EXERCISE AIM: Every entry here needs to be repeated exactly.

PROVIDED RECORDS:
····················

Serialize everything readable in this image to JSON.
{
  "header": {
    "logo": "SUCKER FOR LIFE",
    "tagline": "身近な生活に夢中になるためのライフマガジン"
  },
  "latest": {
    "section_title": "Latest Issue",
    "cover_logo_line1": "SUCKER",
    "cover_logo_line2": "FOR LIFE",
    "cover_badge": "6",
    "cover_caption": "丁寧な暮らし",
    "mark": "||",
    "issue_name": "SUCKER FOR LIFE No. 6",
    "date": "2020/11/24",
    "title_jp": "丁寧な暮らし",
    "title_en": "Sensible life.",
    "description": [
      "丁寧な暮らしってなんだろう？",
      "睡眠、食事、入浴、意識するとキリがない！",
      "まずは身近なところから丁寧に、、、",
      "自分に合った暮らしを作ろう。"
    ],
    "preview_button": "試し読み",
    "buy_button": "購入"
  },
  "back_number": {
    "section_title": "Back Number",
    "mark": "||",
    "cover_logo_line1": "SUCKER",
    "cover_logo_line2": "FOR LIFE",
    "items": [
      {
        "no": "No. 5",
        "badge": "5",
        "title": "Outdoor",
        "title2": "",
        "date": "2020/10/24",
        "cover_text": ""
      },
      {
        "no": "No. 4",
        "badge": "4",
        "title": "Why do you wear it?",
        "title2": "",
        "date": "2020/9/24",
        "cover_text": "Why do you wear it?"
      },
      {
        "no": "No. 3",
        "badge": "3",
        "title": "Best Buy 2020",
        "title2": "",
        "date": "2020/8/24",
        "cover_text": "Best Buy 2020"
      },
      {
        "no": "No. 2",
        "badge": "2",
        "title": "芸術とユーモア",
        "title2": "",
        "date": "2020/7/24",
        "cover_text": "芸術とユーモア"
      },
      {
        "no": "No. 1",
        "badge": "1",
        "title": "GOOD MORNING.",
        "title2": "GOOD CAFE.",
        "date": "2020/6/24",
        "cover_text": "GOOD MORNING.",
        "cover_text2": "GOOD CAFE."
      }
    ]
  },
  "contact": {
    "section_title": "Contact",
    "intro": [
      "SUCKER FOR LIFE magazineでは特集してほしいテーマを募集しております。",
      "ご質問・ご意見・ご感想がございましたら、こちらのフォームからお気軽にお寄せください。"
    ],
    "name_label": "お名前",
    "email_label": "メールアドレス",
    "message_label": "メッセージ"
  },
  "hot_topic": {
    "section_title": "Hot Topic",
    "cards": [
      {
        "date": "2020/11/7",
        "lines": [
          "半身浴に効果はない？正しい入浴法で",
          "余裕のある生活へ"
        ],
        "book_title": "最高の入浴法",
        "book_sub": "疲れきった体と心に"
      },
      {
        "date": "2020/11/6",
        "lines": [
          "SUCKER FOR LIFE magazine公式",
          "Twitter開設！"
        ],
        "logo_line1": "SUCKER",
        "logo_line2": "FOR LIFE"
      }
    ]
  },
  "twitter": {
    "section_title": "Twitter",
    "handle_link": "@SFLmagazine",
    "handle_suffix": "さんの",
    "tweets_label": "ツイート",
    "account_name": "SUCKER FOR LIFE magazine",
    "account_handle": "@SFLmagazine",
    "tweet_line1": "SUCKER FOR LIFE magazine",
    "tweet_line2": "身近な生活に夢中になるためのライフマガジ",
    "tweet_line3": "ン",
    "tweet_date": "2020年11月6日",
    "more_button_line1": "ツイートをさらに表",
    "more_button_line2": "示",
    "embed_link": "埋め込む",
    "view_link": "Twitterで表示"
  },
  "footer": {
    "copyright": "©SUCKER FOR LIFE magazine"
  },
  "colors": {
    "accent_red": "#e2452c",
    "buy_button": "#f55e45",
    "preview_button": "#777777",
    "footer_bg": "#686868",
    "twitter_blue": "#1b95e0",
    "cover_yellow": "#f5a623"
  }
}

····················

SOLUTION FOR THIS EXERCISE:
Serialize everything readable in this image to JSON.
{
  "header": {
    "logo": "SUCKER FOR LIFE",
    "tagline": "身近な生活に夢中になるためのライフマガジン"
  },
  "latest": {
    "section_title": "Latest Issue",
    "cover_logo_line1": "SUCKER",
    "cover_logo_line2": "FOR LIFE",
    "cover_badge": "6",
    "cover_caption": "丁寧な暮らし",
    "mark": "||",
    "issue_name": "SUCKER FOR LIFE No. 6",
    "date": "2020/11/24",
    "title_jp": "丁寧な暮らし",
    "title_en": "Sensible life.",
    "description": [
      "丁寧な暮らしってなんだろう？",
      "睡眠、食事、入浴、意識するとキリがない！",
      "まずは身近なところから丁寧に、、、",
      "自分に合った暮らしを作ろう。"
    ],
    "preview_button": "試し読み",
    "buy_button": "購入"
  },
  "back_number": {
    "section_title": "Back Number",
    "mark": "||",
    "cover_logo_line1": "SUCKER",
    "cover_logo_line2": "FOR LIFE",
    "items": [
      {
        "no": "No. 5",
        "badge": "5",
        "title": "Outdoor",
        "title2": "",
        "date": "2020/10/24",
        "cover_text": ""
      },
      {
        "no": "No. 4",
        "badge": "4",
        "title": "Why do you wear it?",
        "title2": "",
        "date": "2020/9/24",
        "cover_text": "Why do you wear it?"
      },
      {
        "no": "No. 3",
        "badge": "3",
        "title": "Best Buy 2020",
        "title2": "",
        "date": "2020/8/24",
        "cover_text": "Best Buy 2020"
      },
      {
        "no": "No. 2",
        "badge": "2",
        "title": "芸術とユーモア",
        "title2": "",
        "date": "2020/7/24",
        "cover_text": "芸術とユーモア"
      },
      {
        "no": "No. 1",
        "badge": "1",
        "title": "GOOD MORNING.",
        "title2": "GOOD CAFE.",
        "date": "2020/6/24",
        "cover_text": "GOOD MORNING.",
        "cover_text2": "GOOD CAFE."
      }
    ]
  },
  "contact": {
    "section_title": "Contact",
    "intro": [
      "SUCKER FOR LIFE magazineでは特集してほしいテーマを募集しております。",
      "ご質問・ご意見・ご感想がございましたら、こちらのフォームからお気軽にお寄せください。"
    ],
    "name_label": "お名前",
    "email_label": "メールアドレス",
    "message_label": "メッセージ"
  },
  "hot_topic": {
    "section_title": "Hot Topic",
    "cards": [
      {
        "date": "2020/11/7",
        "lines": [
          "半身浴に効果はない？正しい入浴法で",
          "余裕のある生活へ"
        ],
        "book_title": "最高の入浴法",
        "book_sub": "疲れきった体と心に"
      },
      {
        "date": "2020/11/6",
        "lines": [
          "SUCKER FOR LIFE magazine公式",
          "Twitter開設！"
        ],
        "logo_line1": "SUCKER",
        "logo_line2": "FOR LIFE"
      }
    ]
  },
  "twitter": {
    "section_title": "Twitter",
    "handle_link": "@SFLmagazine",
    "handle_suffix": "さんの",
    "tweets_label": "ツイート",
    "account_name": "SUCKER FOR LIFE magazine",
    "account_handle": "@SFLmagazine",
    "tweet_line1": "SUCKER FOR LIFE magazine",
    "tweet_line2": "身近な生活に夢中になるためのライフマガジ",
    "tweet_line3": "ン",
    "tweet_date": "2020年11月6日",
    "more_button_line1": "ツイートをさらに表",
    "more_button_line2": "示",
    "embed_link": "埋め込む",
    "view_link": "Twitterで表示"
  },
  "footer": {
    "copyright": "©SUCKER FOR LIFE magazine"
  },
  "colors": {
    "accent_red": "#e2452c",
    "buy_button": "#f55e45",
    "preview_button": "#777777",
    "footer_bg": "#686868",
    "twitter_blue": "#1b95e0",
    "cover_yellow": "#f5a623"
  }
}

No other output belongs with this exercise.